▶ Job
Images are not part of the copy; transcribe all the data exactly.

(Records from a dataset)
= = = =

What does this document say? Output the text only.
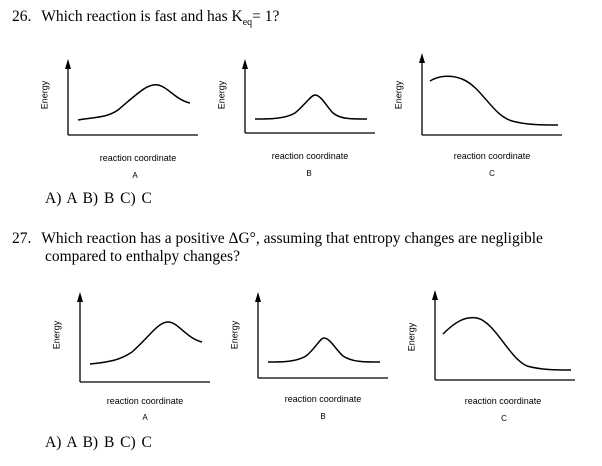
26. Which reaction is fast and has $K_{eq}= 1$?
Energy
reaction coordinate
A
Energy
reaction coordinate
B
Energy
reaction coordinate
C
A) A B) B C) C
27. Which reaction has a positive ΔG°, assuming that entropy changes are negligible
compared to enthalpy changes?
Energy
reaction coordinate
A
Energy
reaction coordinate
B
Energy
reaction coordinate
C
A) A B) B C) C
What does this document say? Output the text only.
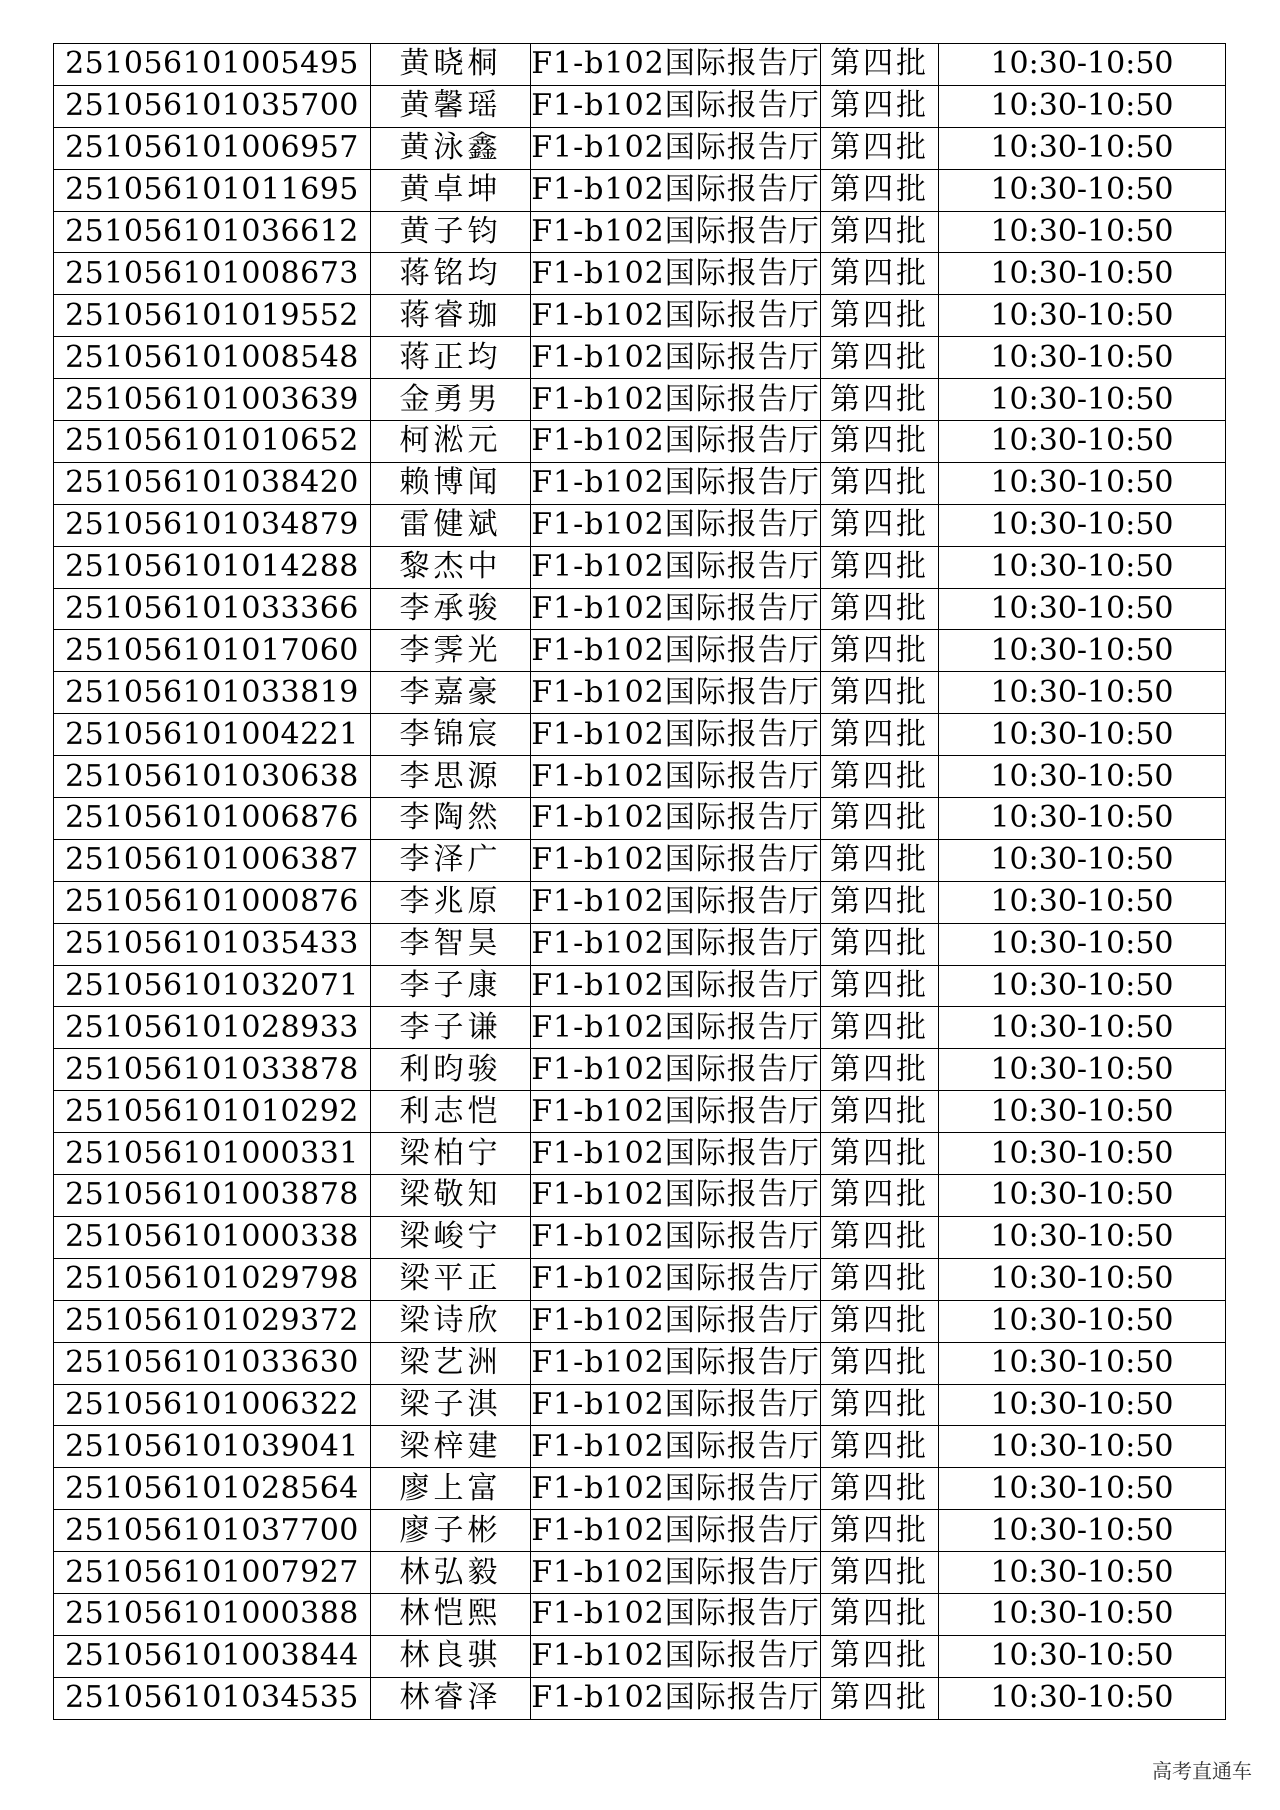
251056101005495	黄晓桐	F1-b102国际报告厅	第四批	10:30-10:50
251056101035700	黄馨瑶	F1-b102国际报告厅	第四批	10:30-10:50
251056101006957	黄泳鑫	F1-b102国际报告厅	第四批	10:30-10:50
251056101011695	黄卓坤	F1-b102国际报告厅	第四批	10:30-10:50
251056101036612	黄子钧	F1-b102国际报告厅	第四批	10:30-10:50
251056101008673	蒋铭均	F1-b102国际报告厅	第四批	10:30-10:50
251056101019552	蒋睿珈	F1-b102国际报告厅	第四批	10:30-10:50
251056101008548	蒋正均	F1-b102国际报告厅	第四批	10:30-10:50
251056101003639	金勇男	F1-b102国际报告厅	第四批	10:30-10:50
251056101010652	柯淞元	F1-b102国际报告厅	第四批	10:30-10:50
251056101038420	赖博闻	F1-b102国际报告厅	第四批	10:30-10:50
251056101034879	雷健斌	F1-b102国际报告厅	第四批	10:30-10:50
251056101014288	黎杰中	F1-b102国际报告厅	第四批	10:30-10:50
251056101033366	李承骏	F1-b102国际报告厅	第四批	10:30-10:50
251056101017060	李霁光	F1-b102国际报告厅	第四批	10:30-10:50
251056101033819	李嘉豪	F1-b102国际报告厅	第四批	10:30-10:50
251056101004221	李锦宸	F1-b102国际报告厅	第四批	10:30-10:50
251056101030638	李思源	F1-b102国际报告厅	第四批	10:30-10:50
251056101006876	李陶然	F1-b102国际报告厅	第四批	10:30-10:50
251056101006387	李泽广	F1-b102国际报告厅	第四批	10:30-10:50
251056101000876	李兆原	F1-b102国际报告厅	第四批	10:30-10:50
251056101035433	李智昊	F1-b102国际报告厅	第四批	10:30-10:50
251056101032071	李子康	F1-b102国际报告厅	第四批	10:30-10:50
251056101028933	李子谦	F1-b102国际报告厅	第四批	10:30-10:50
251056101033878	利昀骏	F1-b102国际报告厅	第四批	10:30-10:50
251056101010292	利志恺	F1-b102国际报告厅	第四批	10:30-10:50
251056101000331	梁柏宁	F1-b102国际报告厅	第四批	10:30-10:50
251056101003878	梁敬知	F1-b102国际报告厅	第四批	10:30-10:50
251056101000338	梁峻宁	F1-b102国际报告厅	第四批	10:30-10:50
251056101029798	梁平正	F1-b102国际报告厅	第四批	10:30-10:50
251056101029372	梁诗欣	F1-b102国际报告厅	第四批	10:30-10:50
251056101033630	梁艺洲	F1-b102国际报告厅	第四批	10:30-10:50
251056101006322	梁子淇	F1-b102国际报告厅	第四批	10:30-10:50
251056101039041	梁梓建	F1-b102国际报告厅	第四批	10:30-10:50
251056101028564	廖上富	F1-b102国际报告厅	第四批	10:30-10:50
251056101037700	廖子彬	F1-b102国际报告厅	第四批	10:30-10:50
251056101007927	林弘毅	F1-b102国际报告厅	第四批	10:30-10:50
251056101000388	林恺熙	F1-b102国际报告厅	第四批	10:30-10:50
251056101003844	林良骐	F1-b102国际报告厅	第四批	10:30-10:50
251056101034535	林睿泽	F1-b102国际报告厅	第四批	10:30-10:50
高考直通车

= = = =

▶ Expected output
What does this document say? Output the text only.
26. Which reaction is fast and has $K_{eq}= 1$?
Energy
reaction coordinate
A
Energy
reaction coordinate
B
Energy
reaction coordinate
C
A) A B) B C) C
27. Which reaction has a positive ΔG°, assuming that entropy changes are negligible
compared to enthalpy changes?
Energy
reaction coordinate
A
Energy
reaction coordinate
B
Energy
reaction coordinate
C
A) A B) B C) C
What does this document say? Output the text only.
251056101005495	黄晓桐	F1-b102国际报告厅	第四批	10:30-10:50
251056101035700	黄馨瑶	F1-b102国际报告厅	第四批	10:30-10:50
251056101006957	黄泳鑫	F1-b102国际报告厅	第四批	10:30-10:50
251056101011695	黄卓坤	F1-b102国际报告厅	第四批	10:30-10:50
251056101036612	黄子钧	F1-b102国际报告厅	第四批	10:30-10:50
251056101008673	蒋铭均	F1-b102国际报告厅	第四批	10:30-10:50
251056101019552	蒋睿珈	F1-b102国际报告厅	第四批	10:30-10:50
251056101008548	蒋正均	F1-b102国际报告厅	第四批	10:30-10:50
251056101003639	金勇男	F1-b102国际报告厅	第四批	10:30-10:50
251056101010652	柯淞元	F1-b102国际报告厅	第四批	10:30-10:50
251056101038420	赖博闻	F1-b102国际报告厅	第四批	10:30-10:50
251056101034879	雷健斌	F1-b102国际报告厅	第四批	10:30-10:50
251056101014288	黎杰中	F1-b102国际报告厅	第四批	10:30-10:50
251056101033366	李承骏	F1-b102国际报告厅	第四批	10:30-10:50
251056101017060	李霁光	F1-b102国际报告厅	第四批	10:30-10:50
251056101033819	李嘉豪	F1-b102国际报告厅	第四批	10:30-10:50
251056101004221	李锦宸	F1-b102国际报告厅	第四批	10:30-10:50
251056101030638	李思源	F1-b102国际报告厅	第四批	10:30-10:50
251056101006876	李陶然	F1-b102国际报告厅	第四批	10:30-10:50
251056101006387	李泽广	F1-b102国际报告厅	第四批	10:30-10:50
251056101000876	李兆原	F1-b102国际报告厅	第四批	10:30-10:50
251056101035433	李智昊	F1-b102国际报告厅	第四批	10:30-10:50
251056101032071	李子康	F1-b102国际报告厅	第四批	10:30-10:50
251056101028933	李子谦	F1-b102国际报告厅	第四批	10:30-10:50
251056101033878	利昀骏	F1-b102国际报告厅	第四批	10:30-10:50
251056101010292	利志恺	F1-b102国际报告厅	第四批	10:30-10:50
251056101000331	梁柏宁	F1-b102国际报告厅	第四批	10:30-10:50
251056101003878	梁敬知	F1-b102国际报告厅	第四批	10:30-10:50
251056101000338	梁峻宁	F1-b102国际报告厅	第四批	10:30-10:50
251056101029798	梁平正	F1-b102国际报告厅	第四批	10:30-10:50
251056101029372	梁诗欣	F1-b102国际报告厅	第四批	10:30-10:50
251056101033630	梁艺洲	F1-b102国际报告厅	第四批	10:30-10:50
251056101006322	梁子淇	F1-b102国际报告厅	第四批	10:30-10:50
251056101039041	梁梓建	F1-b102国际报告厅	第四批	10:30-10:50
251056101028564	廖上富	F1-b102国际报告厅	第四批	10:30-10:50
251056101037700	廖子彬	F1-b102国际报告厅	第四批	10:30-10:50
251056101007927	林弘毅	F1-b102国际报告厅	第四批	10:30-10:50
251056101000388	林恺熙	F1-b102国际报告厅	第四批	10:30-10:50
251056101003844	林良骐	F1-b102国际报告厅	第四批	10:30-10:50
251056101034535	林睿泽	F1-b102国际报告厅	第四批	10:30-10:50
高考直通车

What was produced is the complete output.